=== Written instruction ===
Carry the passage on social learning and cognitive development forward from its final sentence.

One persuasive example is the enrichment and transformation of social-learning theory by cognitive dimensions to get a better understanding of the social and collective foundation of action and thought. Another example of this continuous struggle for a better match between theory and method is the revisitation of early twentieth century social constructivist scholars, such as Baldwin or Piaget . A third example is the ongoing mandate of interactionism, or the recent stream of ‘postmodern’ eﬀorts at articulating reality as social construction. Finally, the recent debates about collectivism versus individualism deserve mentioning in this context.
On the surface, the fundamental role of social forces and social processes in the evolutionary and ontogenetic origins of behavior and the human mind seems clearly and widely acknowledged. Yet the translation of the intellectual agenda into scientiﬁc evidence continues to be incomplete. The non-social personcentered research paradigms seem to persist in the study of cognition, even when the fundamental role of context is obvious.
Many have tried to achieve a greater match between theory and empirical methods. At the turn of the century, several reviews have appeared that aim at similar goals (e.g., Baltes and Staudinger 1996, Carugati 1999, Resnick et al. 1991, Van der Linden et al. 2000, Perret-Clermont et al. in press).
These shifts in the perspectives on learning have been accompanied by changing views on the nature of psychological development, the interdependencies between cognition, language, socialization, motivation and identity; and also on the nature of knowledge, no longer tied to individuals but relative to a community and subject to change. All of these approaches could still gain by devoting more attention to the critical role played by the communication and the construction of meaning in learning and instruction. This could enhance a revisitation of the current understanding of cognitive development, and contribute landmarks to the current educational endeavors that aim at encouraging learning together (not as isolated individuals), with relevant semiotic mediations on substantive issues.

=== Supplied entries ===

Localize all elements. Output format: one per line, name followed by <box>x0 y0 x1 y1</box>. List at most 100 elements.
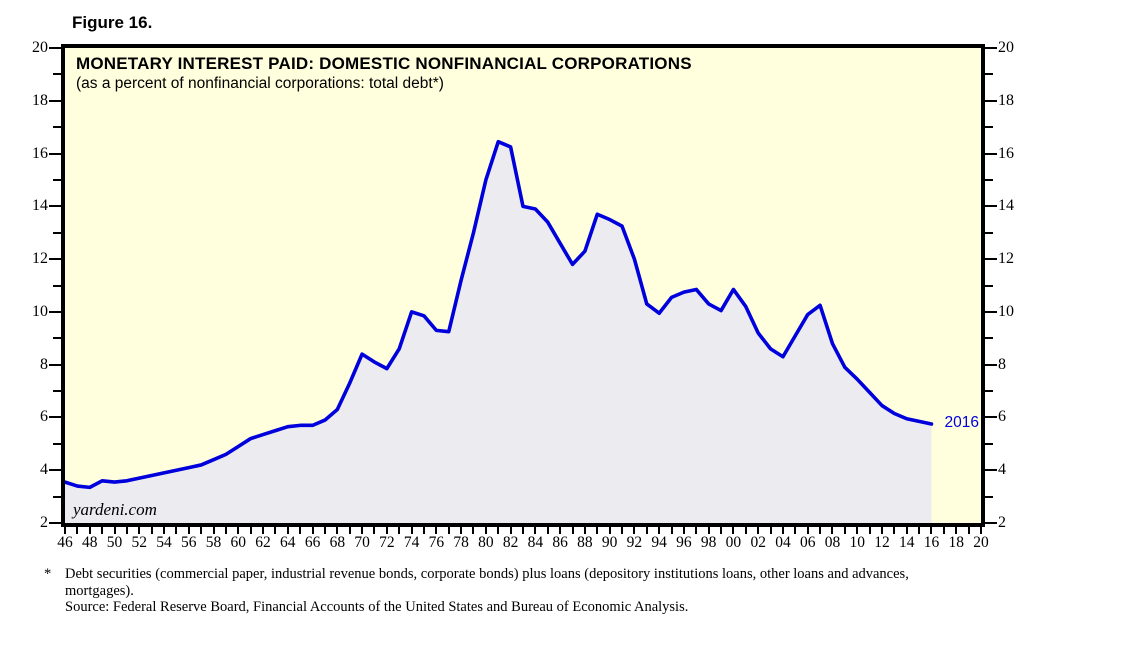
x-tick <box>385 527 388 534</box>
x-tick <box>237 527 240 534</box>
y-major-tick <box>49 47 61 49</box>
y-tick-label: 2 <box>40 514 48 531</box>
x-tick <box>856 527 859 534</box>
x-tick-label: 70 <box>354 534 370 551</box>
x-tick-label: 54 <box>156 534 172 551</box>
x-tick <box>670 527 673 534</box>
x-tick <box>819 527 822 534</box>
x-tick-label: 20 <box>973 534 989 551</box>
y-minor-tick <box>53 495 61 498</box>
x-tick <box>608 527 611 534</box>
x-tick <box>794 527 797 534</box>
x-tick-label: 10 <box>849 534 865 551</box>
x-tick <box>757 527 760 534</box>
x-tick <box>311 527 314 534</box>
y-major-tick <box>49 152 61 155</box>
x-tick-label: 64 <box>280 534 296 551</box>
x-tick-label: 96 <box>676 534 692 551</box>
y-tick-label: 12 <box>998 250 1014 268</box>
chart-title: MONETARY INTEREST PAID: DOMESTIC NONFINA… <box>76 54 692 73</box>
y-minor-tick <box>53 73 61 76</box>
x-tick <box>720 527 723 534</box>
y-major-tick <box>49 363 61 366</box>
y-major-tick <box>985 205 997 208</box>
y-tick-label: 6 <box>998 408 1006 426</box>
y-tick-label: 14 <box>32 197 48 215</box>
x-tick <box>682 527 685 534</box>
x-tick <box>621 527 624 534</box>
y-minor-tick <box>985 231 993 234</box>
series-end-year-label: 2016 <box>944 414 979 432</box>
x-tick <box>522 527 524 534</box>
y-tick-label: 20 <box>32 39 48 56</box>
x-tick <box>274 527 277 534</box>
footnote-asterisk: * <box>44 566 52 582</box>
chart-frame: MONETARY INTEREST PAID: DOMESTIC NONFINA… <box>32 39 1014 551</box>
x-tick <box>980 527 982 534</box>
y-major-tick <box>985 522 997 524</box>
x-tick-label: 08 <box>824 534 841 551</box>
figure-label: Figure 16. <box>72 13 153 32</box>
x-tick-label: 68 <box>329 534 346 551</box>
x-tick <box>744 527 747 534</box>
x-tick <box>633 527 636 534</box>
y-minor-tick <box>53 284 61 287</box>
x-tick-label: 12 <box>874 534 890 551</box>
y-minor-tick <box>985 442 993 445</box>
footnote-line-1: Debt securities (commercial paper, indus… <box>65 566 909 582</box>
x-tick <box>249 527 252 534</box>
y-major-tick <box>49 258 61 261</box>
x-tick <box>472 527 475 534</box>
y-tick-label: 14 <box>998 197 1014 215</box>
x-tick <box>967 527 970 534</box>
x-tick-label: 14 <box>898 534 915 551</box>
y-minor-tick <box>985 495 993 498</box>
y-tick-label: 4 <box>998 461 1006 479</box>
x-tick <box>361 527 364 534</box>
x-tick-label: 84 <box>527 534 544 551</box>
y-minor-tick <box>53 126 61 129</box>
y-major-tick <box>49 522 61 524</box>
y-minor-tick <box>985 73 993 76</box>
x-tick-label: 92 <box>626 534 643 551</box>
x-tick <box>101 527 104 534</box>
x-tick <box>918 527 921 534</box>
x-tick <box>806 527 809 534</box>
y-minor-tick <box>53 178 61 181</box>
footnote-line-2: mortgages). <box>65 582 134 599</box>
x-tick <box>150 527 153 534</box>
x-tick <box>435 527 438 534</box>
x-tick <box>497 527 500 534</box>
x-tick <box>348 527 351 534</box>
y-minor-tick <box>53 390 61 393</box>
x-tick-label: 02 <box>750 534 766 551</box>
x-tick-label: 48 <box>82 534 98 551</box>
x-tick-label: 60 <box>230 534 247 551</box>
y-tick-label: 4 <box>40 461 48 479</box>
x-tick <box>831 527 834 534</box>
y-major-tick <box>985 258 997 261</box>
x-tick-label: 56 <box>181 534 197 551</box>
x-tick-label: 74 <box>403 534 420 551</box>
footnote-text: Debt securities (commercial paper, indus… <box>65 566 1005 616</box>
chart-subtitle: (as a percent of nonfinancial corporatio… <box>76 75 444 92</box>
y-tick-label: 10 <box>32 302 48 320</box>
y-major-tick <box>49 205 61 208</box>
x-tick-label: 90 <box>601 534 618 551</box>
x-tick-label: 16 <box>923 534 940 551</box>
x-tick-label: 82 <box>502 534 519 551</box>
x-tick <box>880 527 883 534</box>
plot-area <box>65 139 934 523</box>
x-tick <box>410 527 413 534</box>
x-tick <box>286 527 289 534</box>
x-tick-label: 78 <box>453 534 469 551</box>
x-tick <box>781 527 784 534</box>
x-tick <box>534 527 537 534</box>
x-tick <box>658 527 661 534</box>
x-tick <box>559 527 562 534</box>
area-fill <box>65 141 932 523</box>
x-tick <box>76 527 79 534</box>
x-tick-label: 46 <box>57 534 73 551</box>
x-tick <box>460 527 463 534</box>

=== Output of the exercise ===
2. Gradual Shifts Of The Paradigms: From The Individual To The Societal
Studies on learning have operated gradual shifts of paradigms, from the overemphasis of the biopsychological functioning of the individual learner, where failure is necessarily seen as a sign of incompetence, to taking into account other social factors, either in a perspective inspired by Lewin’s notion of ﬁeld, or in a more macrosociological approach. Notably, the latter has called attention to major social problems in discrepancies in learning performances in students in schools, according to their social position (socioeconomic background, gender, ethnicity), educational methods and their hidden curriculum, the streaming structure of school institutions, etc.; and diﬀerences between the same subjects’ performances in and out of schools. At the psychosocial level, evidence has pointed to ﬁeld eﬀects on performances. Since Orne’s pioneering work in 1962, many studies have shown that the assessment of the subjects’ competencies is aﬀected by social factors such as the linguistic, motivational, attributional, identity characteristics of the subjects; teachers’ expectations; individual and public dimensions of the situation; and the climate of cooperation or competition. The rather controversial results of these studies have called for a more integrative theoretical framework, articulating the various levels of analysis from the individual to the societal, in order to take into account the ways in which these factors interact. This relies upon precise descriptions of the networks of sociocognitive processes within which subjects think, behave, and learn (e.g., in the laboratory, at home, at school, in the street), and observations of the impact these experiences have on individual and collective cognition.
This has led to a new shift from determinism to constructivism, and from product-oriented studies to process-oriented ones. Studies were made on the interdependency between successful formal learning in schools and family socialization. Closer attention was paid to the teacher’s role in deﬁning precise expectations and giving adequate feedback to the students, on the one hand, and to the communication modes and patterns elicited in the learning and testing situations, on the other.
3. Learning As A Sociocognitive Activity In Which Partners Ha E An Essential Role
It has been established that interaction, in order to be instructive, does not always have to be between a child (or novice) and an adult (or teacher expert), but can be just as eﬀective if it takes place between equally novice peers, given a certain number of conditions and for certain tasks. But this called for detailed studies of the inﬂuence of social interaction on the appropriation of cognitive tools. Some authors have illustrated the eﬀects of the destabilization of the previous subjects’ procedures (e.g., in problem-solving tasks). Destabilization triggers the questioning of, and the change in procedures and representations concerning, a given task (e.g., reasoning by recurrence; the notions of left and right; hypothetico-deductive reasoning in a ﬁctitious weighting task). The control function takes on various forms: control can be exerted by triggering a veriﬁcation of a statement or solution proposed by the partner, or by simply agreeing with or reformulating the partner’s proposal. There appears also to be an interdependency between the type of problem to be solved, the cognitive functioning of the individual and the sociocognitive functioning of the two or more partners.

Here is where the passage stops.